-- TO BE DONE --
Exclude all pictures, then copy each of the records exactly as written.

-- Stored entries --
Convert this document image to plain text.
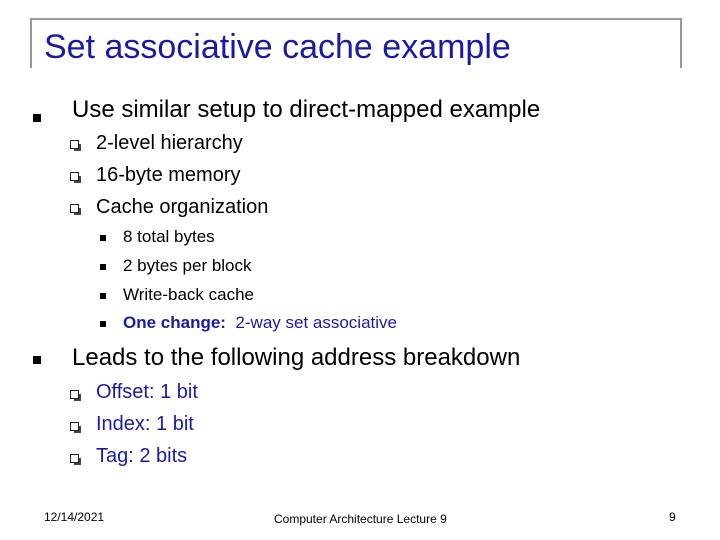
Set associative cache example
Use similar setup to direct-mapped example
2-level hierarchy
16-byte memory
Cache organization
8 total bytes
2 bytes per block
Write-back cache
One change: 2-way set associative
Leads to the following address breakdown
Offset: 1 bit
Index: 1 bit
Tag: 2 bits
12/14/2021	Computer Architecture Lecture 9	9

-- FINISHED EXERCISE --
Convert this document image to plain text.
Set associative cache example
Use similar setup to direct-mapped example
2-level hierarchy
16-byte memory
Cache organization
8 total bytes
2 bytes per block
Write-back cache
One change: 2-way set associative
Leads to the following address breakdown
Offset: 1 bit
Index: 1 bit
Tag: 2 bits
12/14/2021	Computer Architecture Lecture 9	9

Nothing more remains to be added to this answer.